#### Exercise brief:
Each line of the material below should be reproduced exactly.

#### Data listing:

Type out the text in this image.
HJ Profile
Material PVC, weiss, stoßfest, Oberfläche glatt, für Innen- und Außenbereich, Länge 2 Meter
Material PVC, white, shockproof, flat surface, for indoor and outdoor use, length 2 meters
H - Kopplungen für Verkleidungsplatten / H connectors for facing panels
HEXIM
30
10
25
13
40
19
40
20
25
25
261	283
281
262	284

#### Correct result:
Type out the text in this image.
HJ Profile
Material PVC, weiss, stoßfest, Oberfläche glatt, für Innen- und Außenbereich, Länge 2 Meter
Material PVC, white, shockproof, flat surface, for indoor and outdoor use, length 2 meters
H - Kopplungen für Verkleidungsplatten / H connectors for facing panels
HEXIM
30
10
25
13
40
19
40
20
25
25
261	283
281
262	284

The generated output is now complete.